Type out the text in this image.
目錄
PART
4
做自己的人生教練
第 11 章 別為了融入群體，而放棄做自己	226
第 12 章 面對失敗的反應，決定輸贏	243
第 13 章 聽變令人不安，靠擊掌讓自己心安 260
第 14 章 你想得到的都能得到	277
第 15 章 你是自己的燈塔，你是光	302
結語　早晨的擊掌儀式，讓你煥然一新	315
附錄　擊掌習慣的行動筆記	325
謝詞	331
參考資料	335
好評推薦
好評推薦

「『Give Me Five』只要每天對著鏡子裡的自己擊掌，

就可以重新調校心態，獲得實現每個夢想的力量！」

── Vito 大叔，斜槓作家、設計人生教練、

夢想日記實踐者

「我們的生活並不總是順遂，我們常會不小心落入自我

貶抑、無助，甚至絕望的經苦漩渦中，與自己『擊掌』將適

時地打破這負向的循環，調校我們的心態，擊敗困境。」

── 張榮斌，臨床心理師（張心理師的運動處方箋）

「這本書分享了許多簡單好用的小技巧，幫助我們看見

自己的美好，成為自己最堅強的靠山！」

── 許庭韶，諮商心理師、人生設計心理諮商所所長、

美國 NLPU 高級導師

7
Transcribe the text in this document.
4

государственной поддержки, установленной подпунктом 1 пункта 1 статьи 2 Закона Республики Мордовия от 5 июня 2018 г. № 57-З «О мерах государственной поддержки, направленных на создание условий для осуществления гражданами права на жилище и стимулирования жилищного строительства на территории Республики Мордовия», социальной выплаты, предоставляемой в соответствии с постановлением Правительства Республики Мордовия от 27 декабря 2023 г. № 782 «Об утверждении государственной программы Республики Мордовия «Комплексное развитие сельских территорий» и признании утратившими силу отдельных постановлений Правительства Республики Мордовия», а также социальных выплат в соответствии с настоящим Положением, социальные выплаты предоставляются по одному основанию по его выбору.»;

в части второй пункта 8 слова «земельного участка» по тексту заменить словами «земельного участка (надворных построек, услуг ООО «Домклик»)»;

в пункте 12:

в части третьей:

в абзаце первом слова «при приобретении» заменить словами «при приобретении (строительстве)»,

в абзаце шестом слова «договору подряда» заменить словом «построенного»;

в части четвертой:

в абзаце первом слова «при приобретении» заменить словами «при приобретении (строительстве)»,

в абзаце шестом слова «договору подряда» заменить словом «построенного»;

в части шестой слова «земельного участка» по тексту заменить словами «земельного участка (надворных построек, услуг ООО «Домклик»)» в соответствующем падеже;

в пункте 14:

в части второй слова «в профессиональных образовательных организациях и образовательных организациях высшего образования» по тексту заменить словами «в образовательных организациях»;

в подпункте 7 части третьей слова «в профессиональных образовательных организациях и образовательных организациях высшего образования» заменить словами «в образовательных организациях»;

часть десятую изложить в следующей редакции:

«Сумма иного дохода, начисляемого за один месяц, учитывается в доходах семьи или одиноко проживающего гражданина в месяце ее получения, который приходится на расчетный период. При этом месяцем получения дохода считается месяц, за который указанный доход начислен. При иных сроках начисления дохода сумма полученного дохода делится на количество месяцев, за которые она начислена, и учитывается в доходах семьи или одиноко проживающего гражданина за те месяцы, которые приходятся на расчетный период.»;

(WORK INSTRUCTIONS)
Write the material out again word for word.

(RESULT OF THIS EXERCISE)
Type out the text in this image.
目錄
PART
4
做自己的人生教練
第 11 章 別為了融入群體，而放棄做自己	226
第 12 章 面對失敗的反應，決定輸贏	243
第 13 章 聽變令人不安，靠擊掌讓自己心安 260
第 14 章 你想得到的都能得到	277
第 15 章 你是自己的燈塔，你是光	302
結語　早晨的擊掌儀式，讓你煥然一新	315
附錄　擊掌習慣的行動筆記	325
謝詞	331
參考資料	335
好評推薦
好評推薦

「『Give Me Five』只要每天對著鏡子裡的自己擊掌，

就可以重新調校心態，獲得實現每個夢想的力量！」

── Vito 大叔，斜槓作家、設計人生教練、

夢想日記實踐者

「我們的生活並不總是順遂，我們常會不小心落入自我

貶抑、無助，甚至絕望的經苦漩渦中，與自己『擊掌』將適

時地打破這負向的循環，調校我們的心態，擊敗困境。」

── 張榮斌，臨床心理師（張心理師的運動處方箋）

「這本書分享了許多簡單好用的小技巧，幫助我們看見

自己的美好，成為自己最堅強的靠山！」

── 許庭韶，諮商心理師、人生設計心理諮商所所長、

美國 NLPU 高級導師

7
Transcribe the text in this document.
4

государственной поддержки, установленной подпунктом 1 пункта 1 статьи 2 Закона Республики Мордовия от 5 июня 2018 г. № 57-З «О мерах государственной поддержки, направленных на создание условий для осуществления гражданами права на жилище и стимулирования жилищного строительства на территории Республики Мордовия», социальной выплаты, предоставляемой в соответствии с постановлением Правительства Республики Мордовия от 27 декабря 2023 г. № 782 «Об утверждении государственной программы Республики Мордовия «Комплексное развитие сельских территорий» и признании утратившими силу отдельных постановлений Правительства Республики Мордовия», а также социальных выплат в соответствии с настоящим Положением, социальные выплаты предоставляются по одному основанию по его выбору.»;

в части второй пункта 8 слова «земельного участка» по тексту заменить словами «земельного участка (надворных построек, услуг ООО «Домклик»)»;

в пункте 12:

в части третьей:

в абзаце первом слова «при приобретении» заменить словами «при приобретении (строительстве)»,

в абзаце шестом слова «договору подряда» заменить словом «построенного»;

в части четвертой:

в абзаце первом слова «при приобретении» заменить словами «при приобретении (строительстве)»,

в абзаце шестом слова «договору подряда» заменить словом «построенного»;

в части шестой слова «земельного участка» по тексту заменить словами «земельного участка (надворных построек, услуг ООО «Домклик»)» в соответствующем падеже;

в пункте 14:

в части второй слова «в профессиональных образовательных организациях и образовательных организациях высшего образования» по тексту заменить словами «в образовательных организациях»;

в подпункте 7 части третьей слова «в профессиональных образовательных организациях и образовательных организациях высшего образования» заменить словами «в образовательных организациях»;

часть десятую изложить в следующей редакции:

«Сумма иного дохода, начисляемого за один месяц, учитывается в доходах семьи или одиноко проживающего гражданина в месяце ее получения, который приходится на расчетный период. При этом месяцем получения дохода считается месяц, за который указанный доход начислен. При иных сроках начисления дохода сумма полученного дохода делится на количество месяцев, за которые она начислена, и учитывается в доходах семьи или одиноко проживающего гражданина за те месяцы, которые приходятся на расчетный период.»;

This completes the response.